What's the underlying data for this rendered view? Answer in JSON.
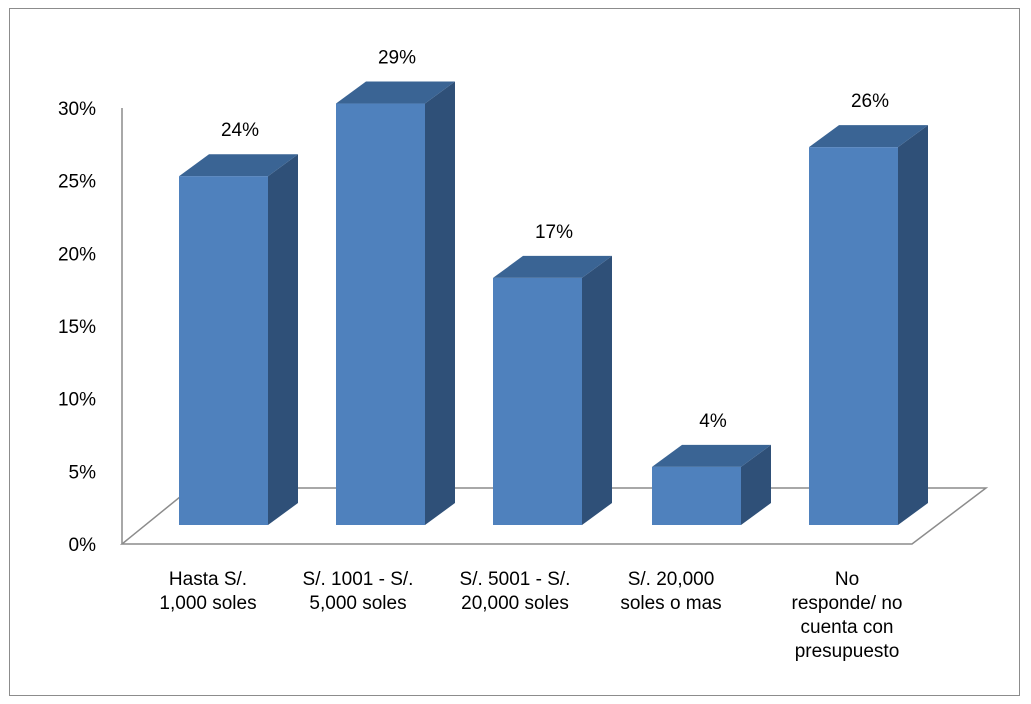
{
  "chart_data": {
    "type": "bar",
    "title": "",
    "xlabel": "",
    "ylabel": "",
    "ylim": [
      0,
      30
    ],
    "y_ticks": [
      "0%",
      "5%",
      "10%",
      "15%",
      "20%",
      "25%",
      "30%"
    ],
    "y_tick_values": [
      0,
      5,
      10,
      15,
      20,
      25,
      30
    ],
    "categories": [
      [
        "Hasta S/.",
        "1,000 soles"
      ],
      [
        "S/. 1001 - S/.",
        "5,000 soles"
      ],
      [
        "S/. 5001 - S/.",
        "20,000 soles"
      ],
      [
        "S/. 20,000",
        "soles  o mas"
      ],
      [
        "No",
        "responde/ no",
        "cuenta con",
        "presupuesto"
      ]
    ],
    "values": [
      24,
      29,
      17,
      4,
      26
    ],
    "data_labels": [
      "24%",
      "29%",
      "17%",
      "4%",
      "26%"
    ],
    "grid": false,
    "legend": "none",
    "style": "3d-column"
  },
  "colors": {
    "bar_front": "#4f81bd",
    "bar_side": "#2f5078",
    "bar_top": "#3a6494",
    "axis_line": "#8c8c8c",
    "frame_border": "#8c8c8c"
  }
}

====

* Problem details
Repeat the material above word for word and skip every image in it.

* Task result
What's the underlying data for this rendered view? Answer in JSON.
{
  "chart_data": {
    "type": "bar",
    "title": "",
    "xlabel": "",
    "ylabel": "",
    "ylim": [
      0,
      30
    ],
    "y_ticks": [
      "0%",
      "5%",
      "10%",
      "15%",
      "20%",
      "25%",
      "30%"
    ],
    "y_tick_values": [
      0,
      5,
      10,
      15,
      20,
      25,
      30
    ],
    "categories": [
      [
        "Hasta S/.",
        "1,000 soles"
      ],
      [
        "S/. 1001 - S/.",
        "5,000 soles"
      ],
      [
        "S/. 5001 - S/.",
        "20,000 soles"
      ],
      [
        "S/. 20,000",
        "soles  o mas"
      ],
      [
        "No",
        "responde/ no",
        "cuenta con",
        "presupuesto"
      ]
    ],
    "values": [
      24,
      29,
      17,
      4,
      26
    ],
    "data_labels": [
      "24%",
      "29%",
      "17%",
      "4%",
      "26%"
    ],
    "grid": false,
    "legend": "none",
    "style": "3d-column"
  },
  "colors": {
    "bar_front": "#4f81bd",
    "bar_side": "#2f5078",
    "bar_top": "#3a6494",
    "axis_line": "#8c8c8c",
    "frame_border": "#8c8c8c"
  }
}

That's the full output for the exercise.